Extracted records |
□ □ □ □

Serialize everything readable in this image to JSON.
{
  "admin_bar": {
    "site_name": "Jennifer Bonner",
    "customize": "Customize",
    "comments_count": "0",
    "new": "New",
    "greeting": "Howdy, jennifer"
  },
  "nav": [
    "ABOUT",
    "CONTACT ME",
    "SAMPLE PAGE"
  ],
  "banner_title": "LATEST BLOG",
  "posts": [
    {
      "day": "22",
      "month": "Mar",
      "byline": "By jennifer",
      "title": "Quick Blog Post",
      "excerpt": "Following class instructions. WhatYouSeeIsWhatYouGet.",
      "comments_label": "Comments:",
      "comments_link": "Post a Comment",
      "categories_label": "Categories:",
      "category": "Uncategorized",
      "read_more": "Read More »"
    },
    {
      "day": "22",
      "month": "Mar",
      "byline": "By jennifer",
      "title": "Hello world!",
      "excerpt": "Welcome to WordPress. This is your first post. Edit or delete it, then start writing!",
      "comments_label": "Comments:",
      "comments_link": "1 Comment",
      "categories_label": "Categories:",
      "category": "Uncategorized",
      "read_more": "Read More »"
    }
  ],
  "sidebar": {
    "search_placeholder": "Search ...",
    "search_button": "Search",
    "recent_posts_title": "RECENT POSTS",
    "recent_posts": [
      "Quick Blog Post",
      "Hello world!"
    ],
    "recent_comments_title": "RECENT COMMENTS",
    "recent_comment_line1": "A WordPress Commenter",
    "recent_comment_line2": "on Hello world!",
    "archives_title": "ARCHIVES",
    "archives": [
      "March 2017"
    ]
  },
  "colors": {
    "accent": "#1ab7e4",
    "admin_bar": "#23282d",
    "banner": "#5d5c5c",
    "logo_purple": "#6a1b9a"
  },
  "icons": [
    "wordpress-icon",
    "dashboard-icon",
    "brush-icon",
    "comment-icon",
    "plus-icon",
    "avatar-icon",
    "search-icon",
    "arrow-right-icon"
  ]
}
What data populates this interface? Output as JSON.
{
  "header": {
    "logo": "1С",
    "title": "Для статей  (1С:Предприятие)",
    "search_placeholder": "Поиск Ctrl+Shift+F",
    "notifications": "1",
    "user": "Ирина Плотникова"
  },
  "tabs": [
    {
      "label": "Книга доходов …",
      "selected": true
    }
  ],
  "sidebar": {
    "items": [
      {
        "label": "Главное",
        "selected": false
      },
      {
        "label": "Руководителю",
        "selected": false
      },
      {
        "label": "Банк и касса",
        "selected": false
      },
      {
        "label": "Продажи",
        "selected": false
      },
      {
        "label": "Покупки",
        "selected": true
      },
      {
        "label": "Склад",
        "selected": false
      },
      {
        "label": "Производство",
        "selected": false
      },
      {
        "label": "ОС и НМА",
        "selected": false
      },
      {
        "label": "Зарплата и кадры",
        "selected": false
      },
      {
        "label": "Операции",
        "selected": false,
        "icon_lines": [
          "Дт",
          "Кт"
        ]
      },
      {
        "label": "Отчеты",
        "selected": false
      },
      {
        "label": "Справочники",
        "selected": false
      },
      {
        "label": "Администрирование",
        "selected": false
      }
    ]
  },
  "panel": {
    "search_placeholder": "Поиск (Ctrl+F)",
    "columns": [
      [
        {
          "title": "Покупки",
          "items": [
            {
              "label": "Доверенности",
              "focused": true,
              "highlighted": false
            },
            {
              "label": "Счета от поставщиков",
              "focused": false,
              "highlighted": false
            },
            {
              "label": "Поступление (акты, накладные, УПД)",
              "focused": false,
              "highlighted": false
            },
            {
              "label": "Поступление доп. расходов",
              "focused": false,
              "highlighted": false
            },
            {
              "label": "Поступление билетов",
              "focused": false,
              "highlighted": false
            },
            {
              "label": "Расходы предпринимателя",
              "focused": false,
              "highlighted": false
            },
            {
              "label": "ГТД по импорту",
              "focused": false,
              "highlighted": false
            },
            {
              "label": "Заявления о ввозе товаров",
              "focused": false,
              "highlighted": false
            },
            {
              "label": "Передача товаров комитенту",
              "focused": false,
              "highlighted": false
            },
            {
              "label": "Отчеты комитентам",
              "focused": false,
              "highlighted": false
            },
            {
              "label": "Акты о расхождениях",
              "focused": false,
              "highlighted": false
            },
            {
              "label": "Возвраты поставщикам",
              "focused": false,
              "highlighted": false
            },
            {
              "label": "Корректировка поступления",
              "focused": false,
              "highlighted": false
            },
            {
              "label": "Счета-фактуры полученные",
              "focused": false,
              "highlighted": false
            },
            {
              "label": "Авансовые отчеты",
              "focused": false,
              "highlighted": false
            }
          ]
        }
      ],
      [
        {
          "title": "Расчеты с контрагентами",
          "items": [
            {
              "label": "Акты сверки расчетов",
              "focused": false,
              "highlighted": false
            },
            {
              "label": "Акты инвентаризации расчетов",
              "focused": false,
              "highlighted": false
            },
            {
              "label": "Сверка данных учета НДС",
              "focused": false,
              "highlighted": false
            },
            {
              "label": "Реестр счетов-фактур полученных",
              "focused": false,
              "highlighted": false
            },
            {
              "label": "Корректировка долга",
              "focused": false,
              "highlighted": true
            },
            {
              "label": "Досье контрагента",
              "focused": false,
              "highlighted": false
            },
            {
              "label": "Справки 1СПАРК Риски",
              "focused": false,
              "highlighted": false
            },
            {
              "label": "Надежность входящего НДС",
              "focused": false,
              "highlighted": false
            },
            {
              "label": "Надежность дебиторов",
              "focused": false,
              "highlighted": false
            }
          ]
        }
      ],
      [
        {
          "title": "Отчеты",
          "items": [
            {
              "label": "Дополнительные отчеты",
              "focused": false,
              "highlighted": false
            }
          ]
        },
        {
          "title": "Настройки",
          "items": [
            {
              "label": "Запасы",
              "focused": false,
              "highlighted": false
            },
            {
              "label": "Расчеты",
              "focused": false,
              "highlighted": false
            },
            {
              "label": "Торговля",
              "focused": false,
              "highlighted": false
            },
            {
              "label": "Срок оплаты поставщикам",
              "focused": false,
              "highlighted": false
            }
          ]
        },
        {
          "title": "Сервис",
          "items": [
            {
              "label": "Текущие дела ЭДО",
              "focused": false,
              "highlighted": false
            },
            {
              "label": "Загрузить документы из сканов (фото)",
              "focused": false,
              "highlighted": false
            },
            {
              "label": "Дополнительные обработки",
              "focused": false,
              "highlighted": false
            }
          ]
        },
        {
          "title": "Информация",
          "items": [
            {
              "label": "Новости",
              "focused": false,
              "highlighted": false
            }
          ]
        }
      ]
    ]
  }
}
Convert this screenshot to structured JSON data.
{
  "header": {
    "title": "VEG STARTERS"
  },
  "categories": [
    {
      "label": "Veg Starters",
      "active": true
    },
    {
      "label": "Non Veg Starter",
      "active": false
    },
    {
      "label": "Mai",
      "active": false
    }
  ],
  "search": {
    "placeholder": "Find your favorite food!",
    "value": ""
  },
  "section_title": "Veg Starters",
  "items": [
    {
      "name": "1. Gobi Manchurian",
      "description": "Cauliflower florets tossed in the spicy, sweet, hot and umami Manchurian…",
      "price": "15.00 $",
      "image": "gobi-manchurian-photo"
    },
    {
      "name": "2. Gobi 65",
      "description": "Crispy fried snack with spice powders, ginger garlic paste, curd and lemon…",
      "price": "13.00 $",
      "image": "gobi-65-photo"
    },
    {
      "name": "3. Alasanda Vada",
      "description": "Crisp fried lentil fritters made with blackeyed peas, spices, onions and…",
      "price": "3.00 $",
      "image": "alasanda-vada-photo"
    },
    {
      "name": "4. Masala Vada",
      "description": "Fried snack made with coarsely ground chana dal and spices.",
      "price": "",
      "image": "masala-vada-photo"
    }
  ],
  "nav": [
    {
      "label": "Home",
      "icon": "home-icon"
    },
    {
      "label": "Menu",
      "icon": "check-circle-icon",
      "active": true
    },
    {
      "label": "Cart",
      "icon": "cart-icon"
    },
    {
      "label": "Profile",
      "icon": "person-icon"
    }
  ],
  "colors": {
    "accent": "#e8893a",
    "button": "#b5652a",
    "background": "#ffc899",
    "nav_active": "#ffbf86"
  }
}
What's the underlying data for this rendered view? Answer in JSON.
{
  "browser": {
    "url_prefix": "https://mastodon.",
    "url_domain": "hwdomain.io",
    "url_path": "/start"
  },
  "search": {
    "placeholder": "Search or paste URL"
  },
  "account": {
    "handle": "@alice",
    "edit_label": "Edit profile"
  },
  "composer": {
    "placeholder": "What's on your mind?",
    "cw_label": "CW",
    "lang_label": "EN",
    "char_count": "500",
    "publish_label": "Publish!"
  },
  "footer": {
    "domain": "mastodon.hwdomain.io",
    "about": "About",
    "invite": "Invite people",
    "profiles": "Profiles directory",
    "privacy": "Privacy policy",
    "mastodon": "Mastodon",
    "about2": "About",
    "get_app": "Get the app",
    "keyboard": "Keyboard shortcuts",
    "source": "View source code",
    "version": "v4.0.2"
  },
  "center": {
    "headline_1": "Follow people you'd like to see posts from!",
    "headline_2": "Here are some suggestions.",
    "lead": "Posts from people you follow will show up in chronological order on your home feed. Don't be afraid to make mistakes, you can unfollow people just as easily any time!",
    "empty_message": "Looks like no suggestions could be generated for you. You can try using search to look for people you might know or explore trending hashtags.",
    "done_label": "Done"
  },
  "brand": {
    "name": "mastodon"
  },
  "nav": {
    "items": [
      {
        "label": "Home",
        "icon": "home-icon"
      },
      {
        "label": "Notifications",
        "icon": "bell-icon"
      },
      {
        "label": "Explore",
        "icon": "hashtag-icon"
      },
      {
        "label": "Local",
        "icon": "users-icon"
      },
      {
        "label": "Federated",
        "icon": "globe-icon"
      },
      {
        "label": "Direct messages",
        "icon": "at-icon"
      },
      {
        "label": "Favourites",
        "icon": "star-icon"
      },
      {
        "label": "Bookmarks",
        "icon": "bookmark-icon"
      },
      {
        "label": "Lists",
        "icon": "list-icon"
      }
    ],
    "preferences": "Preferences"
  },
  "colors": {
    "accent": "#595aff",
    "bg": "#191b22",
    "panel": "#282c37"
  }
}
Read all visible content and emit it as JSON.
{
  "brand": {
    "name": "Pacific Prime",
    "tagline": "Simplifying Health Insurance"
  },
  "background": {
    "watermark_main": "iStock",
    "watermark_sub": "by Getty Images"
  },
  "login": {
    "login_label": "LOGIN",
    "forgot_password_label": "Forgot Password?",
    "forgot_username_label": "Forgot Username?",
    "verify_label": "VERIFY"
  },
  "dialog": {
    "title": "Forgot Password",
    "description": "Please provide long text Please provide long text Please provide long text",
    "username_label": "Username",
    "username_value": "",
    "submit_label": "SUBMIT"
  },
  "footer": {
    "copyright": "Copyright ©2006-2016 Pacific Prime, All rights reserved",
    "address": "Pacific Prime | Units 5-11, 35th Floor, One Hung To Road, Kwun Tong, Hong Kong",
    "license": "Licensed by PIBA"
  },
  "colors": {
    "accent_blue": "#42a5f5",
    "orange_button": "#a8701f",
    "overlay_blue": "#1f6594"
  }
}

□ □ □ □

Search the records for the word "like". Copy every line that has it.

    "headline_1": "Follow people you'd like to see posts from!",
    "empty_message": "Looks like no suggestions could be generated for you. You can try using search to look for people you might know or explore trending hashtags.",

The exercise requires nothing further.